▶ [Exercise aim]
Lines containing the string "novelista" are to be counted. Write only how many there are.

[begin Data in this exercise]

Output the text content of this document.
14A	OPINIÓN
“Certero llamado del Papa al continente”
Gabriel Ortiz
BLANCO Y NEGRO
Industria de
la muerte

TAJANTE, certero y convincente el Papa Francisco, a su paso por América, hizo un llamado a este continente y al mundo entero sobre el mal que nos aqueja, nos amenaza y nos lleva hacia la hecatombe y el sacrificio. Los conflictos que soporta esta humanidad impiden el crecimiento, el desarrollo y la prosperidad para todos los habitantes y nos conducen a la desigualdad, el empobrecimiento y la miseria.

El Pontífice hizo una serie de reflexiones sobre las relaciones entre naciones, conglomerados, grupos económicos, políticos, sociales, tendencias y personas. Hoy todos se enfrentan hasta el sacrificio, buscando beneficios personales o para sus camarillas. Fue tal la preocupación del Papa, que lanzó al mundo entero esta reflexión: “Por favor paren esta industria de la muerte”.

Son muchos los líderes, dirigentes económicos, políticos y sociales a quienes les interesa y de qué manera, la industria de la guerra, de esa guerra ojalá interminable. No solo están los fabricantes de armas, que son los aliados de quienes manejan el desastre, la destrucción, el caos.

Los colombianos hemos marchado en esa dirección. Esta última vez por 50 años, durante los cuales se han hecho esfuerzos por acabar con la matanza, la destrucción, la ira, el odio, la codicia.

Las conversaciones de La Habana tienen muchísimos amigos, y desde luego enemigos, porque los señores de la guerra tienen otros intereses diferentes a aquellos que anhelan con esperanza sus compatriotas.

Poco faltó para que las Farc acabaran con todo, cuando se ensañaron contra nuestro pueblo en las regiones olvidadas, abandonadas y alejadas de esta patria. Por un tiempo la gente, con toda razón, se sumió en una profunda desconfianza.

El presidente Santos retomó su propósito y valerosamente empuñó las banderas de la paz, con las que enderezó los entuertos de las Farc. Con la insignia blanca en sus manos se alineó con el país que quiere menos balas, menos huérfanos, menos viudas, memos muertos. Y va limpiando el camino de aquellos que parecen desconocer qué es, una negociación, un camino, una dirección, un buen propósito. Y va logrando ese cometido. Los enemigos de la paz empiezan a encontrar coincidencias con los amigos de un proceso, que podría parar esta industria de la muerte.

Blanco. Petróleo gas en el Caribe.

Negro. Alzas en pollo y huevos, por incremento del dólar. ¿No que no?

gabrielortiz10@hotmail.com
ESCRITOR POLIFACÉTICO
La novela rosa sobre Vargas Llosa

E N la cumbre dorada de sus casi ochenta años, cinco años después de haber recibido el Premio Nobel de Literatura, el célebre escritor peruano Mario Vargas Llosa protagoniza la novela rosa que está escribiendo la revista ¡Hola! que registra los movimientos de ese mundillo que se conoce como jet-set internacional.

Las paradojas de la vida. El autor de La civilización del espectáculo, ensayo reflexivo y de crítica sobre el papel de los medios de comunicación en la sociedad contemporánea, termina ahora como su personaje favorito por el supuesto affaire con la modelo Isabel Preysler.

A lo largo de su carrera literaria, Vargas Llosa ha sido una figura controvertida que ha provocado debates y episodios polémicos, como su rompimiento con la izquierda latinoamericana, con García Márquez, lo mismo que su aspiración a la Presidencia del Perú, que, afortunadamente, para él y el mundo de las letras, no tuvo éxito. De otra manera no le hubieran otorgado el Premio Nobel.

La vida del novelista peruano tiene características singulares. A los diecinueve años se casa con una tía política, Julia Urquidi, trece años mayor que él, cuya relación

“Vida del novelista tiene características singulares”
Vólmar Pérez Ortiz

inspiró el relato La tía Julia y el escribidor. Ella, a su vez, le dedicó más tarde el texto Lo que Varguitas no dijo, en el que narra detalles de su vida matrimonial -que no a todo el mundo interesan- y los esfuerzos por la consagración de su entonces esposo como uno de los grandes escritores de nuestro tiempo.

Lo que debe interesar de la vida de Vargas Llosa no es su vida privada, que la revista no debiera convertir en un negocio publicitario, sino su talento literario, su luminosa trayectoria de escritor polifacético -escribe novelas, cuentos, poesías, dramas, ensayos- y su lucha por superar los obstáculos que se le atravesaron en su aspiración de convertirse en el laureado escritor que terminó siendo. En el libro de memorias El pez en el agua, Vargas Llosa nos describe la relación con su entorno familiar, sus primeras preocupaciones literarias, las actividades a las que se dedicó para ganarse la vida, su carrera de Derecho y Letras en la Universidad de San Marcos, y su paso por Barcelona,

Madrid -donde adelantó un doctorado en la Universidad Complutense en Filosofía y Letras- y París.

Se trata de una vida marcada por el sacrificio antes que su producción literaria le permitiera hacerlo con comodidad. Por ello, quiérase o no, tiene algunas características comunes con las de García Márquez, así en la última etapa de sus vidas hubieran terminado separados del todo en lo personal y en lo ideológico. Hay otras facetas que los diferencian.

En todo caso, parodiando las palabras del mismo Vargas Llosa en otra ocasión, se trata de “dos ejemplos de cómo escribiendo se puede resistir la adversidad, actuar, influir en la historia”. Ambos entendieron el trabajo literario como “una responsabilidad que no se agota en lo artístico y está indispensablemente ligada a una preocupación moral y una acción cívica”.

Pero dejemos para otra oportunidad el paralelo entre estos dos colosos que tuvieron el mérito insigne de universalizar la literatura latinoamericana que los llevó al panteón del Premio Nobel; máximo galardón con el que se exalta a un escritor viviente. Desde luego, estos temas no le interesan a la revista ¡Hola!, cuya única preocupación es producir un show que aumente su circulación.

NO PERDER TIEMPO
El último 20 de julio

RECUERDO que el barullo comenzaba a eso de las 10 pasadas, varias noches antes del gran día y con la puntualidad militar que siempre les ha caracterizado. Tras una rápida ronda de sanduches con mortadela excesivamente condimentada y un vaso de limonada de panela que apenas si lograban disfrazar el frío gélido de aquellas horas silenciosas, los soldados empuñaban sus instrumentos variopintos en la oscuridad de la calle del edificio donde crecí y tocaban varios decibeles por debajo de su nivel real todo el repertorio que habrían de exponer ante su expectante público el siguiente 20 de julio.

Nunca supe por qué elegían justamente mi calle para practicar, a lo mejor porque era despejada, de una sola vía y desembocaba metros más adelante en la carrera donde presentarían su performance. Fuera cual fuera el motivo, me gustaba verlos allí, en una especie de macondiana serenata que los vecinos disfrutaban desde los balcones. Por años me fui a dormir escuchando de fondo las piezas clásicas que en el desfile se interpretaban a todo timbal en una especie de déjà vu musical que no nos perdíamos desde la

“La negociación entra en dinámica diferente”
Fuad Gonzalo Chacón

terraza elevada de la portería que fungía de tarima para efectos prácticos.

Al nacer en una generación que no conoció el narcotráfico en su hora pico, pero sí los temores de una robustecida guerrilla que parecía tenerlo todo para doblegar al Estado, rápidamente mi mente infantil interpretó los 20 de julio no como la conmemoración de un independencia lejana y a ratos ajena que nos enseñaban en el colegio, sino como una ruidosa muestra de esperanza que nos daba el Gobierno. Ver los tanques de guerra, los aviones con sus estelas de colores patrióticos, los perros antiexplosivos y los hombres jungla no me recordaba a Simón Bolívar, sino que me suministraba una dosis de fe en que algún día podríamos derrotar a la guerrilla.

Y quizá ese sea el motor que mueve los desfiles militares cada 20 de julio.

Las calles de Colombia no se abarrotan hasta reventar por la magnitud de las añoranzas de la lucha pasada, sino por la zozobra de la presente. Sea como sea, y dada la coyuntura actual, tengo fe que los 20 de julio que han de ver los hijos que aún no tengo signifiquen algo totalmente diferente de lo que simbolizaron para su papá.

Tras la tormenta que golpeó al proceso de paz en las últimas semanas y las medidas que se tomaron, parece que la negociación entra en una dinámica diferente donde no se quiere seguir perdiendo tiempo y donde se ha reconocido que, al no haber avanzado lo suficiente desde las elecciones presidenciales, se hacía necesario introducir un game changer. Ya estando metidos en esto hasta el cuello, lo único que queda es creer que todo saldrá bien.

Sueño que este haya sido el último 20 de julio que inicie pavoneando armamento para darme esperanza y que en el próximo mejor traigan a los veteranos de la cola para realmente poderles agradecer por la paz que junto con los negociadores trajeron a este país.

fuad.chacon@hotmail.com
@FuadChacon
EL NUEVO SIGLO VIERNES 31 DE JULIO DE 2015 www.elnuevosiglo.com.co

[end Data in this exercise]

▶ [Solution to this problem]
2